──────── Information shown
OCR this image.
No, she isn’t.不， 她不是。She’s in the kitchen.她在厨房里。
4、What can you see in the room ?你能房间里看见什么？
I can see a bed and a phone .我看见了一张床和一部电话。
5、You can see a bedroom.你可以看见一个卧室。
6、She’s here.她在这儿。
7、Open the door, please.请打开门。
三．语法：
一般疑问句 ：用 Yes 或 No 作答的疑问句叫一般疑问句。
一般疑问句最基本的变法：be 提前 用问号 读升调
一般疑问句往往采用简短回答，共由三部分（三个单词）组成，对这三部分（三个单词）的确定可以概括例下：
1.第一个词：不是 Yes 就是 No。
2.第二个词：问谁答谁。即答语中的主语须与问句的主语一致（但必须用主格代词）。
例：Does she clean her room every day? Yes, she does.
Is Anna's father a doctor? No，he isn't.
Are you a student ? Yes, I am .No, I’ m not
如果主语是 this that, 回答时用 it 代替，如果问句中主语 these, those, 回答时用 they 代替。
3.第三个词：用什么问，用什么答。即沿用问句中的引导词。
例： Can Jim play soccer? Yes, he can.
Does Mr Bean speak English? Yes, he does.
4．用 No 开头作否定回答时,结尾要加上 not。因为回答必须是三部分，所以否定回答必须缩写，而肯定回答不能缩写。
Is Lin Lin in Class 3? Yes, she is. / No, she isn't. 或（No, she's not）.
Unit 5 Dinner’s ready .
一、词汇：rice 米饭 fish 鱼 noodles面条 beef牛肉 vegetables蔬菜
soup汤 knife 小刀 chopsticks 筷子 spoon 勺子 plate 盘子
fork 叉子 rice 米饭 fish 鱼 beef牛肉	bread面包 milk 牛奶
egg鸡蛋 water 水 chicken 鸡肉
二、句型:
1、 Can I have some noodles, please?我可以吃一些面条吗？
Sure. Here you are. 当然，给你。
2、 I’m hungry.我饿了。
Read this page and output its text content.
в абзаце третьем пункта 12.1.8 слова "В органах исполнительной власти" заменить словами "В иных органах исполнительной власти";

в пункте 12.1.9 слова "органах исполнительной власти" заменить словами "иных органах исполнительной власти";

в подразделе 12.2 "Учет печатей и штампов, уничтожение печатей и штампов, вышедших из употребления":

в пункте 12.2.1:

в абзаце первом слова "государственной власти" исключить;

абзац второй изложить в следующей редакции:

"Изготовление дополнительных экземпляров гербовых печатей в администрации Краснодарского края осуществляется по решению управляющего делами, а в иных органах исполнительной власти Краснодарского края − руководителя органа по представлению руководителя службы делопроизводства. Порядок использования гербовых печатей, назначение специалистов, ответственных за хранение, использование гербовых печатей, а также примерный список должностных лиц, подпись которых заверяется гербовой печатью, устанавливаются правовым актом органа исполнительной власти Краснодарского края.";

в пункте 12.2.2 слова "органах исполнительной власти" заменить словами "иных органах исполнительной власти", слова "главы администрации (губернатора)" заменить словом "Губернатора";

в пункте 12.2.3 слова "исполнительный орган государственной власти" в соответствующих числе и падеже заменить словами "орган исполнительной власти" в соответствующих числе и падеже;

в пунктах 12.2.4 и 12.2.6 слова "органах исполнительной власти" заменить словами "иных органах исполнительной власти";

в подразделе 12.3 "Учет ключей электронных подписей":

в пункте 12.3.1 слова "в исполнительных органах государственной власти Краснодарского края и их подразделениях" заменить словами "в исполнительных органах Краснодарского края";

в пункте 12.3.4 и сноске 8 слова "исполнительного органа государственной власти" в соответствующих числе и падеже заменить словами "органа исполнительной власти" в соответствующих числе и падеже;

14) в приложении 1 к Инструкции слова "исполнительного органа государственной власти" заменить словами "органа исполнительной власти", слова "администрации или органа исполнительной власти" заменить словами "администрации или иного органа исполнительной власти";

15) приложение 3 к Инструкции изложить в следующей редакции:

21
────────────────
Write out the data exactly as it stands.

OCR this image.
No, she isn’t.不， 她不是。She’s in the kitchen.她在厨房里。
4、What can you see in the room ?你能房间里看见什么？
I can see a bed and a phone .我看见了一张床和一部电话。
5、You can see a bedroom.你可以看见一个卧室。
6、She’s here.她在这儿。
7、Open the door, please.请打开门。
三．语法：
一般疑问句 ：用 Yes 或 No 作答的疑问句叫一般疑问句。
一般疑问句最基本的变法：be 提前 用问号 读升调
一般疑问句往往采用简短回答，共由三部分（三个单词）组成，对这三部分（三个单词）的确定可以概括例下：
1.第一个词：不是 Yes 就是 No。
2.第二个词：问谁答谁。即答语中的主语须与问句的主语一致（但必须用主格代词）。
例：Does she clean her room every day? Yes, she does.
Is Anna's father a doctor? No，he isn't.
Are you a student ? Yes, I am .No, I’ m not
如果主语是 this that, 回答时用 it 代替，如果问句中主语 these, those, 回答时用 they 代替。
3.第三个词：用什么问，用什么答。即沿用问句中的引导词。
例： Can Jim play soccer? Yes, he can.
Does Mr Bean speak English? Yes, he does.
4．用 No 开头作否定回答时,结尾要加上 not。因为回答必须是三部分，所以否定回答必须缩写，而肯定回答不能缩写。
Is Lin Lin in Class 3? Yes, she is. / No, she isn't. 或（No, she's not）.
Unit 5 Dinner’s ready .
一、词汇：rice 米饭 fish 鱼 noodles面条 beef牛肉 vegetables蔬菜
soup汤 knife 小刀 chopsticks 筷子 spoon 勺子 plate 盘子
fork 叉子 rice 米饭 fish 鱼 beef牛肉	bread面包 milk 牛奶
egg鸡蛋 water 水 chicken 鸡肉
二、句型:
1、 Can I have some noodles, please?我可以吃一些面条吗？
Sure. Here you are. 当然，给你。
2、 I’m hungry.我饿了。
Read this page and output its text content.
в абзаце третьем пункта 12.1.8 слова "В органах исполнительной власти" заменить словами "В иных органах исполнительной власти";

в пункте 12.1.9 слова "органах исполнительной власти" заменить словами "иных органах исполнительной власти";

в подразделе 12.2 "Учет печатей и штампов, уничтожение печатей и штампов, вышедших из употребления":

в пункте 12.2.1:

в абзаце первом слова "государственной власти" исключить;

абзац второй изложить в следующей редакции:

"Изготовление дополнительных экземпляров гербовых печатей в администрации Краснодарского края осуществляется по решению управляющего делами, а в иных органах исполнительной власти Краснодарского края − руководителя органа по представлению руководителя службы делопроизводства. Порядок использования гербовых печатей, назначение специалистов, ответственных за хранение, использование гербовых печатей, а также примерный список должностных лиц, подпись которых заверяется гербовой печатью, устанавливаются правовым актом органа исполнительной власти Краснодарского края.";

в пункте 12.2.2 слова "органах исполнительной власти" заменить словами "иных органах исполнительной власти", слова "главы администрации (губернатора)" заменить словом "Губернатора";

в пункте 12.2.3 слова "исполнительный орган государственной власти" в соответствующих числе и падеже заменить словами "орган исполнительной власти" в соответствующих числе и падеже;

в пунктах 12.2.4 и 12.2.6 слова "органах исполнительной власти" заменить словами "иных органах исполнительной власти";

в подразделе 12.3 "Учет ключей электронных подписей":

в пункте 12.3.1 слова "в исполнительных органах государственной власти Краснодарского края и их подразделениях" заменить словами "в исполнительных органах Краснодарского края";

в пункте 12.3.4 и сноске 8 слова "исполнительного органа государственной власти" в соответствующих числе и падеже заменить словами "органа исполнительной власти" в соответствующих числе и падеже;

14) в приложении 1 к Инструкции слова "исполнительного органа государственной власти" заменить словами "органа исполнительной власти", слова "администрации или органа исполнительной власти" заменить словами "администрации или иного органа исполнительной власти";

15) приложение 3 к Инструкции изложить в следующей редакции:

21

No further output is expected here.